SUPPLIED MATERIAL:

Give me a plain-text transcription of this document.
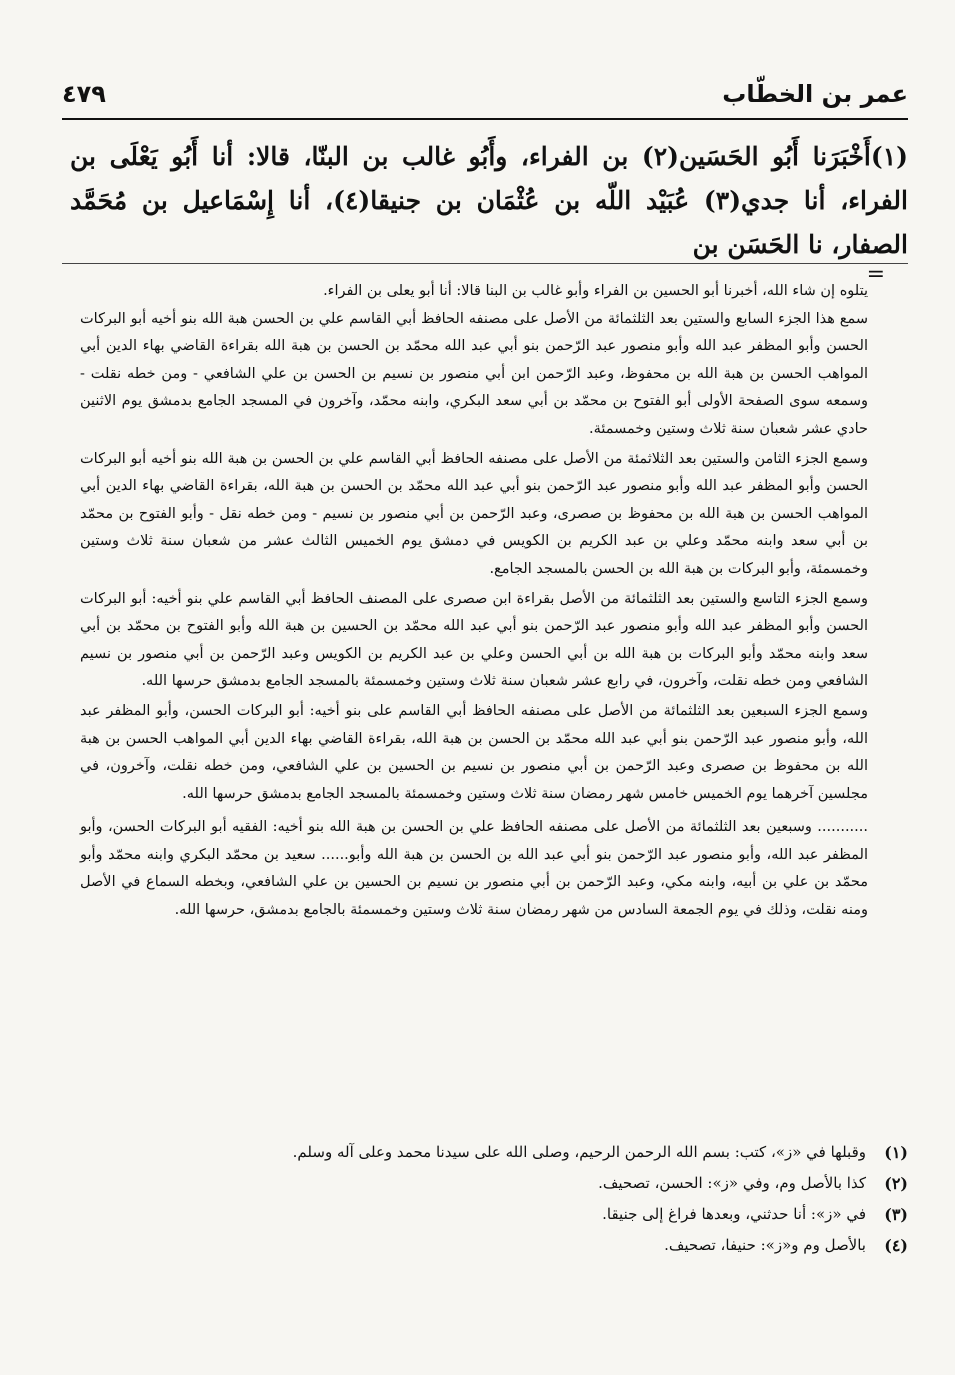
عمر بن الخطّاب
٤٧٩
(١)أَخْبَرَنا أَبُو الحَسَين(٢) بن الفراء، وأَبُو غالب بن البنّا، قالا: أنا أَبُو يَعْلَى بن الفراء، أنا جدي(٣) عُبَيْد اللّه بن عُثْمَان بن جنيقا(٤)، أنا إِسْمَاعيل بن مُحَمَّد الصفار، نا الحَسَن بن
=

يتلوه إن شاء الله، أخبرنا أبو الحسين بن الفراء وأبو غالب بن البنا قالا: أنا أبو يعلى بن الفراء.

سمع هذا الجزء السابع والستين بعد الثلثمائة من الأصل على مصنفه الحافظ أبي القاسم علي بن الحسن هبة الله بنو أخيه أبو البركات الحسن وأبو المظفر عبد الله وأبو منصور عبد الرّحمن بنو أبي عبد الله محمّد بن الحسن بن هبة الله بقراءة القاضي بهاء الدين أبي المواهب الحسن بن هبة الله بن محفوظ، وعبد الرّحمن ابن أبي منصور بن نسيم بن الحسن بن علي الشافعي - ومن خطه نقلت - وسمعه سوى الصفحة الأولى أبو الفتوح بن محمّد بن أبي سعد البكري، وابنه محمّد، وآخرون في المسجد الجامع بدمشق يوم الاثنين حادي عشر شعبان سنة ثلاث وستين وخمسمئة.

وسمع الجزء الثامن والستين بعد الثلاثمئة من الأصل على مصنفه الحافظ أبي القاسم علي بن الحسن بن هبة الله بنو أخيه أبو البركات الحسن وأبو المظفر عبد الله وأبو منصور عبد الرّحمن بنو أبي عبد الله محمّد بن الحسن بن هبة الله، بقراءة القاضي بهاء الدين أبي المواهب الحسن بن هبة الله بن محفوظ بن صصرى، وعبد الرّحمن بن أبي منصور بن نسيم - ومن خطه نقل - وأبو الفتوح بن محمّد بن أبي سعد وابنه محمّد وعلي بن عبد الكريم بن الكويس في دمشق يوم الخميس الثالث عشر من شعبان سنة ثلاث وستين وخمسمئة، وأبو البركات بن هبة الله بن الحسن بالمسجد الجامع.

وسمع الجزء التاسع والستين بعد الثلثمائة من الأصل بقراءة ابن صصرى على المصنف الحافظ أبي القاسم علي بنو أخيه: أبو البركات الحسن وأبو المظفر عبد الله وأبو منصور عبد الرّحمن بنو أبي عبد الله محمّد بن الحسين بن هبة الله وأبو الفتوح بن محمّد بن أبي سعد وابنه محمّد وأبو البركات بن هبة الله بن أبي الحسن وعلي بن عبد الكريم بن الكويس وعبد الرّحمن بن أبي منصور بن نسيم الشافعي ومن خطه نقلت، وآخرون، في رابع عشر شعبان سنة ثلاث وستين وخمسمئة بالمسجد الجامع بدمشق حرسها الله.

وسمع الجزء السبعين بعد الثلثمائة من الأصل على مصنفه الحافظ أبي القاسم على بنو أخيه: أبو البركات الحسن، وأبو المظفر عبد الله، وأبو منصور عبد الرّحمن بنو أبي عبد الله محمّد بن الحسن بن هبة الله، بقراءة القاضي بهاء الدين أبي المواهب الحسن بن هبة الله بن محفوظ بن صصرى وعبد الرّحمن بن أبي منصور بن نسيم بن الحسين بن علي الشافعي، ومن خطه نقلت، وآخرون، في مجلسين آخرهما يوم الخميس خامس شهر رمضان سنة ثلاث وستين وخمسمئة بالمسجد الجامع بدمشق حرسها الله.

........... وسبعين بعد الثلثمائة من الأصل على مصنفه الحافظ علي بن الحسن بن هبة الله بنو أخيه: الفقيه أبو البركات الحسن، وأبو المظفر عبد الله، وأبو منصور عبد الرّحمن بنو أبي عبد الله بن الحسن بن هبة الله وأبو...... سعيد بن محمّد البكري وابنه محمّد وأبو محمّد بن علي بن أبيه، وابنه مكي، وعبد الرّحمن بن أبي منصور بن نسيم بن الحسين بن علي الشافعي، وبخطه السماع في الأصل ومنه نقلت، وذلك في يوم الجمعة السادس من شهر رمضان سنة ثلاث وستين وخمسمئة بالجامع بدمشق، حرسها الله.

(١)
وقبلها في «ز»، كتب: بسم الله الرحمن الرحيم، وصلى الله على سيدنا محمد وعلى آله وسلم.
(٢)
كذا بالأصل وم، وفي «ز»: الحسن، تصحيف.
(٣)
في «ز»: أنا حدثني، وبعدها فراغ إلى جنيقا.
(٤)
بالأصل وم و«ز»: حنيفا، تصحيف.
==
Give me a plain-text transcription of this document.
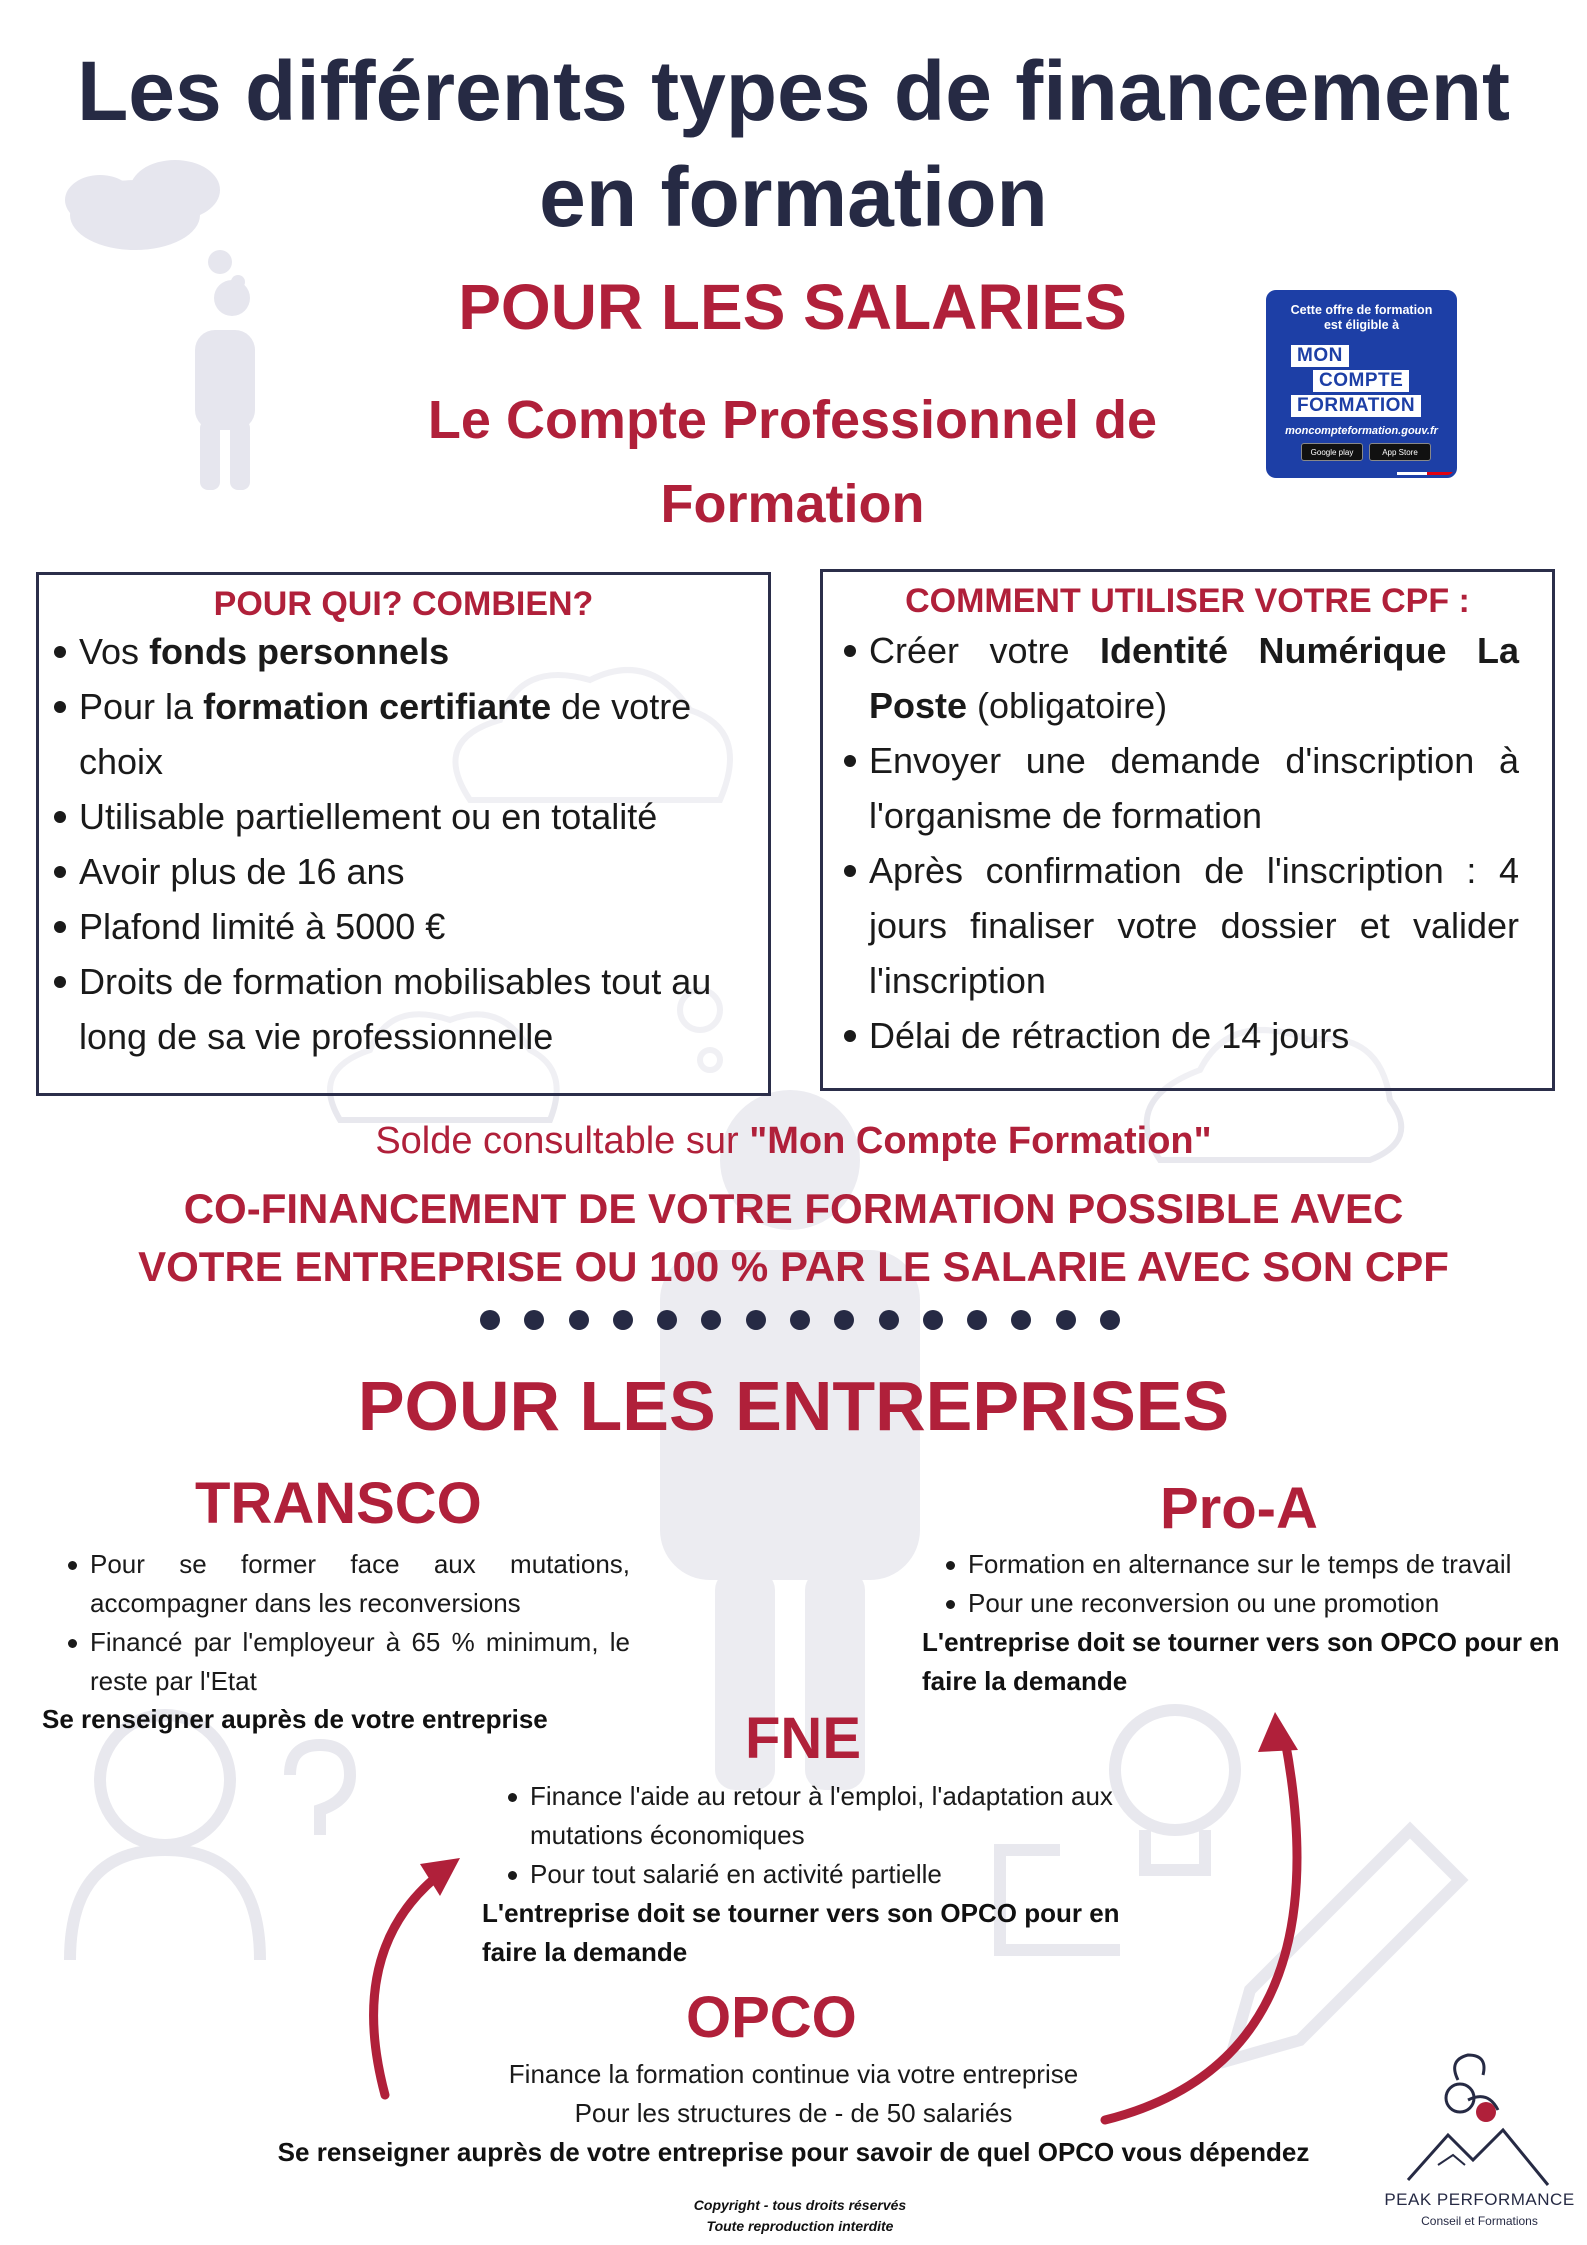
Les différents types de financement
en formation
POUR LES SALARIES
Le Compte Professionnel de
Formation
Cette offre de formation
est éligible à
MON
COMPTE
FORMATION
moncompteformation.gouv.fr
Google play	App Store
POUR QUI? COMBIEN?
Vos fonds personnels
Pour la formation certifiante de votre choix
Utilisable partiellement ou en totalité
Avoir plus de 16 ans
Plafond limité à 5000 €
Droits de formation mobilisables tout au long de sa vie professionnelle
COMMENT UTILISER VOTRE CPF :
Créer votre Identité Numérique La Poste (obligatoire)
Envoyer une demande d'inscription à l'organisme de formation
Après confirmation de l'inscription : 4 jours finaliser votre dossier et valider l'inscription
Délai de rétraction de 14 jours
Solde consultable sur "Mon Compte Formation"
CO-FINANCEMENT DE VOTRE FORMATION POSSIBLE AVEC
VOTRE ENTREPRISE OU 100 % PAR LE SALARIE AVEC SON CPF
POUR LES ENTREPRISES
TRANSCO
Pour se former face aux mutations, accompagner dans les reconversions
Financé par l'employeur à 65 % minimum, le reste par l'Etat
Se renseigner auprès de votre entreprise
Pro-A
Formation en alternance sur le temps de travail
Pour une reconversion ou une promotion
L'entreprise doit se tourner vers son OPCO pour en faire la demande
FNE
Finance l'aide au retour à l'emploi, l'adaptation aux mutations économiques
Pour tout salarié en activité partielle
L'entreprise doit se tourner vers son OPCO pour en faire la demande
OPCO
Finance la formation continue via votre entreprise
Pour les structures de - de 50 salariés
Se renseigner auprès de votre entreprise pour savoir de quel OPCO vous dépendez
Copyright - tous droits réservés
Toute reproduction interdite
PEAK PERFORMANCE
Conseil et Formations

TO DO: Copy every line from the records above that contains the word "بالأصل".

RESULT:
كذا بالأصل وم، وفي «ز»: الحسن، تصحيف.
بالأصل وم و«ز»: حنيفا، تصحيف.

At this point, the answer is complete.